This works on little-endian machines (as it points to the LSB), but on our big-endian PowerPC CPU, the character was the MSB (and thus always 0).

We implemented a minimal user interface/shell in the SPL, using microrl:

Memory can be tested from the shell using the test command:

Raw memory or register accesses can be done using the peek, poke and set commands:

This way, we can tweak the DDR3 controllers MMIO registers quickly (by poking new settings into the MMIO registers) and run a memory test. Rinse and repeat until the memory works.

Memory Swap (Samsung)

Let’s take a look at the memory-swapped router again. We tested various latencies, timings, refresh settings, row/column line configurations, but just couldn’t get the ICMAX memory to hold any data at all.

So at this point, the problem could either be caused by bad soldering or a defective/fake chip.

The router went back on the hot plate and the memory was swapped again, this time with a nice, genuine
Samsung K4B4G1646E 4Gbit/512MByte x16 chip:

Moment of truth:

DRAM test...Testing 00200000 ... 08000000:
do_mem_mtest:199: start 08lx end 08lx
Iteration:     1
KittenMemtest PRBS15, writing test pseudo random test sequence
Writing 0x07f00000
Letting data soak for 2sec (auto-refresh test) ...

---------------

**Set exercise 1**: In the router memory write-up, which three shell commands are used for raw memory or register accesses?
**Set exercise 2**: Go on with the router memory write-up from the point where it stops.
The items after this text come from a different source.

---------------

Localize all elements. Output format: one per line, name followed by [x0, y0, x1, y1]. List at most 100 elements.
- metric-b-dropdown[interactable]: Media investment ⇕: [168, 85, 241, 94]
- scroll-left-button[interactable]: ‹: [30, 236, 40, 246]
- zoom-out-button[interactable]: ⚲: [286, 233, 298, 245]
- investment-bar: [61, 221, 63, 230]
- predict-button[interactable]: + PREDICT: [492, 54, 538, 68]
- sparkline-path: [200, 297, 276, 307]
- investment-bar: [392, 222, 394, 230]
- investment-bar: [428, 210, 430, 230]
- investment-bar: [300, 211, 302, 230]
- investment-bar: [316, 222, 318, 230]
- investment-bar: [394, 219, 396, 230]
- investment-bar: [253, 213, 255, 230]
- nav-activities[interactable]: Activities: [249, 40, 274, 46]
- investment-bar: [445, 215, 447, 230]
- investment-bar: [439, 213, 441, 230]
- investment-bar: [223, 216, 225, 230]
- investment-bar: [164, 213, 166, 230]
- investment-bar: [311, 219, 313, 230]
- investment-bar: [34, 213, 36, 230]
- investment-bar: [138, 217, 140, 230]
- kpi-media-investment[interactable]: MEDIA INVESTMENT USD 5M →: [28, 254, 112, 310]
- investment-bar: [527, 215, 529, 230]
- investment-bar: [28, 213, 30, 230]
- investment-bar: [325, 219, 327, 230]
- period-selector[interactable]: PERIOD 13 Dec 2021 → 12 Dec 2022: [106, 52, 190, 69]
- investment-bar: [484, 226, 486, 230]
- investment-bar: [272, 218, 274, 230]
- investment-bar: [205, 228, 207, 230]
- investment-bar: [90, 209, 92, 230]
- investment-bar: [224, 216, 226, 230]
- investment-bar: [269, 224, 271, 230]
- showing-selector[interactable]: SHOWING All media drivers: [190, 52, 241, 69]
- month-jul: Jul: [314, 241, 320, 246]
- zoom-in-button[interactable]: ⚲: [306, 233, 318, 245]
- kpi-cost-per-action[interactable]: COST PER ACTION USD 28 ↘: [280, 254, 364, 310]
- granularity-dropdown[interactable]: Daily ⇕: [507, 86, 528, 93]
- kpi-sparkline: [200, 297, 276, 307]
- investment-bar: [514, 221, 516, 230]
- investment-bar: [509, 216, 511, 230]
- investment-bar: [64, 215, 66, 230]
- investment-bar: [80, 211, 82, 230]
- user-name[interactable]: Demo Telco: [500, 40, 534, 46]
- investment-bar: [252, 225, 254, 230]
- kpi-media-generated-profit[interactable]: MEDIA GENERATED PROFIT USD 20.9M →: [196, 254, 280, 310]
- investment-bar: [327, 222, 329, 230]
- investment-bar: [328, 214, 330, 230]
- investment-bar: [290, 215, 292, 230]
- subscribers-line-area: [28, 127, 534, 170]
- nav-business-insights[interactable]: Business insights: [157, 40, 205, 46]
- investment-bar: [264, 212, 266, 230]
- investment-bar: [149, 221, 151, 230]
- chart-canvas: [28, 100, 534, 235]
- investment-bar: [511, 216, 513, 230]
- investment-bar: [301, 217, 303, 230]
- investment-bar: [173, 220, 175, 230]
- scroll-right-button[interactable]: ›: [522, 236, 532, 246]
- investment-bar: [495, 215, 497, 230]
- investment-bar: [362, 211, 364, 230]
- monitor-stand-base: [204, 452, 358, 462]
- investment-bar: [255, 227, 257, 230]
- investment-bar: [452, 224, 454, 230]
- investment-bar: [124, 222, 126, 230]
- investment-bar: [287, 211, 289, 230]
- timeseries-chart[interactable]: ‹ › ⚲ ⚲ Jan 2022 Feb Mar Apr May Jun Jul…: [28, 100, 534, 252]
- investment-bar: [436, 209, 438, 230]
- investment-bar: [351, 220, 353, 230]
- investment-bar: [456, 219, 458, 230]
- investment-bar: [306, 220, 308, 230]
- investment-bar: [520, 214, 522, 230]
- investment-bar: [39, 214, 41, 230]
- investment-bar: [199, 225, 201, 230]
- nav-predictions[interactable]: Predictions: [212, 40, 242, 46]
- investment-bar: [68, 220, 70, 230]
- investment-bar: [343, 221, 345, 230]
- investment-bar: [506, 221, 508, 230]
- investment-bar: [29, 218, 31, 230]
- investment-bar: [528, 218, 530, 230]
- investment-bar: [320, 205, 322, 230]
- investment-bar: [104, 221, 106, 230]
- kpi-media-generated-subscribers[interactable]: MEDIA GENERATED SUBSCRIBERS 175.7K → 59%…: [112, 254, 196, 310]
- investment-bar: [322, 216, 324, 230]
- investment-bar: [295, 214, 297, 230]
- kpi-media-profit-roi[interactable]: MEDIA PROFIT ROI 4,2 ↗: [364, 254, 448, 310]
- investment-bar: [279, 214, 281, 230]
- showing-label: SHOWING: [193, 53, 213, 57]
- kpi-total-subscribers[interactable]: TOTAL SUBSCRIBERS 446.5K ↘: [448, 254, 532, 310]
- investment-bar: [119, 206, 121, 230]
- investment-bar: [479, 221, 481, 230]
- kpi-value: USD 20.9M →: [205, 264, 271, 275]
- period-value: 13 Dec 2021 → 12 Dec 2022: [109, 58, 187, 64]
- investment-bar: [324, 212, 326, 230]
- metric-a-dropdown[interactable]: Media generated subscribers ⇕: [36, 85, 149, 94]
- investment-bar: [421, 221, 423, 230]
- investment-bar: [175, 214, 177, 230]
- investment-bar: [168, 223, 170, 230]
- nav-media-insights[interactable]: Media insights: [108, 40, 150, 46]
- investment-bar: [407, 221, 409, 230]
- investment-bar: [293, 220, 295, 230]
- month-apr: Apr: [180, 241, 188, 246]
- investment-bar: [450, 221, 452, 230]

---------------

**Task answer 1**: The peek, poke and set commands.

**Task answer 2**:
Reading 0x07f00000
Tested 1 iteration(s) with 0 errors.

\o/
The Samsung memory works (or at least the first 128 MiB being tested)!

Memory Aliasing

Let’s just set the Linux device tree to 512 MiB of RAM and boot right into the OS!

    memory {
-       reg = <0x0 0x0 0x0 0x8000000>;
+       reg = <0x0 0x0 0x0 0x20000000>;
    };

The memory training UI was extended with a boot command, which loads the stock TP-Link U-Boot into DRAM (at 0x10000000, where it always is) and jumps to it. We can then just load a Linux kernel via TFTP and run it.

Linux started to boot and then just crashed in the wildest spots with very strange kernel panics. What’s going on here?
Let’s take a step back and use the REPL again.

Ran test 512 1 to test 512 MiB of RAM and… tons of memory errors right from the start.
Right from address 0x00000000, the content was wrong. Testing 128 MiB worked fine, 256 MiB as well.
Testing 257 MiB with test 257 1 did not. Touching any memory above 256 MiB caused the data at the start of memory to get corrupted.

We looked at a photo of the pads below the DDR3 IC (while it was being replaced):

… *sigh*
The upper address bits A14 and A15, required to address 512 MiB and 1 GiB of RAM aren’t connected on TP-Link’s PCB. The P1014 SoC has the A14 and A15 pins, but they aren’t connected anywhere.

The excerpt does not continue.